TASK PROMPT >> Write out the material again exactly, please, and omit the pictures.

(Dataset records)
——
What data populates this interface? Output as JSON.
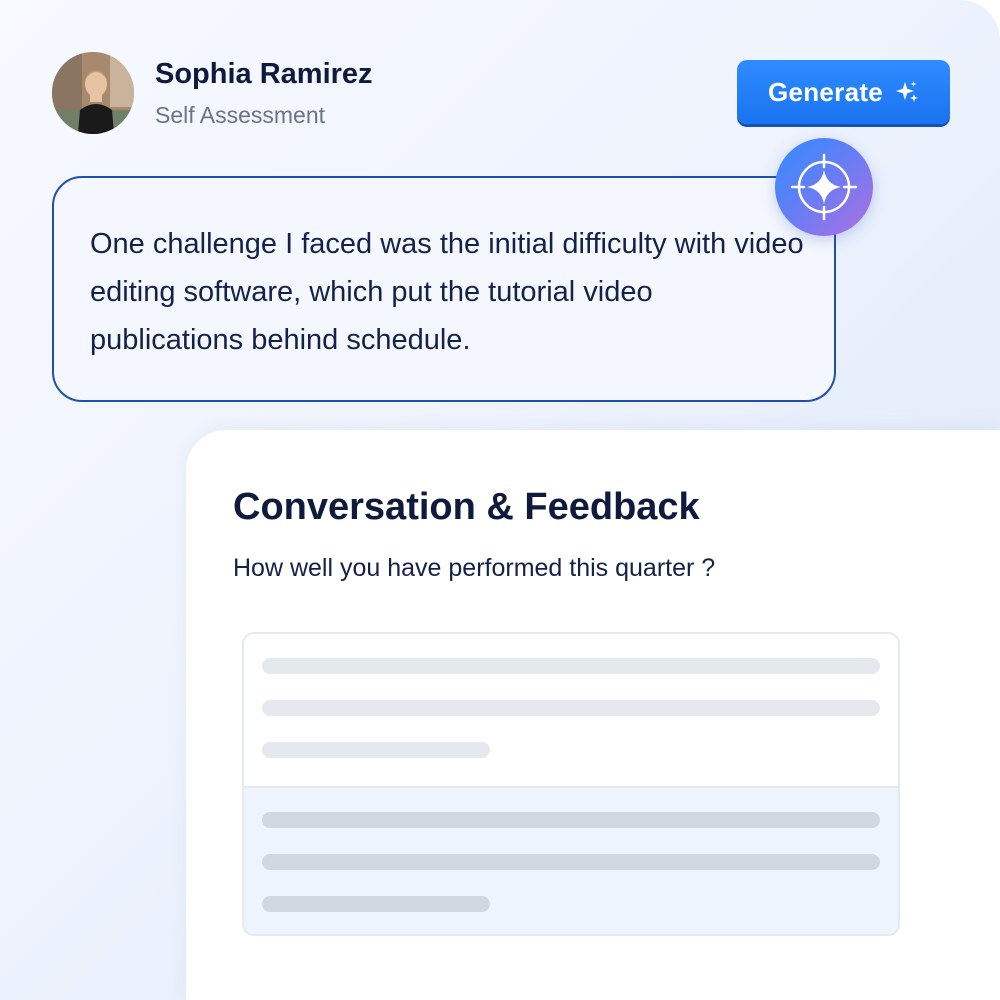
{
  "profile": {
    "name": "Sophia Ramirez",
    "subtitle": "Self Assessment",
    "avatar_icon": "user-photo-avatar"
  },
  "toolbar": {
    "generate_label": "Generate",
    "generate_icon": "sparkle-icon"
  },
  "response": {
    "text": "One challenge I faced was the initial difficulty with video editing software, which put the tutorial video publications behind schedule.",
    "badge_icon": "ai-sparkle-icon"
  },
  "feedback": {
    "title": "Conversation & Feedback",
    "question": "How well you have performed this quarter ?"
  },
  "colors": {
    "accent": "#1a73f0",
    "heading": "#0f1b3d",
    "bubble_border": "#1f4fa8"
  }
}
——
TASK ANSWER >>
What data populates this interface? Output as JSON.
{
  "profile": {
    "name": "Sophia Ramirez",
    "subtitle": "Self Assessment",
    "avatar_icon": "user-photo-avatar"
  },
  "toolbar": {
    "generate_label": "Generate",
    "generate_icon": "sparkle-icon"
  },
  "response": {
    "text": "One challenge I faced was the initial difficulty with video editing software, which put the tutorial video publications behind schedule.",
    "badge_icon": "ai-sparkle-icon"
  },
  "feedback": {
    "title": "Conversation & Feedback",
    "question": "How well you have performed this quarter ?"
  },
  "colors": {
    "accent": "#1a73f0",
    "heading": "#0f1b3d",
    "bubble_border": "#1f4fa8"
  }
}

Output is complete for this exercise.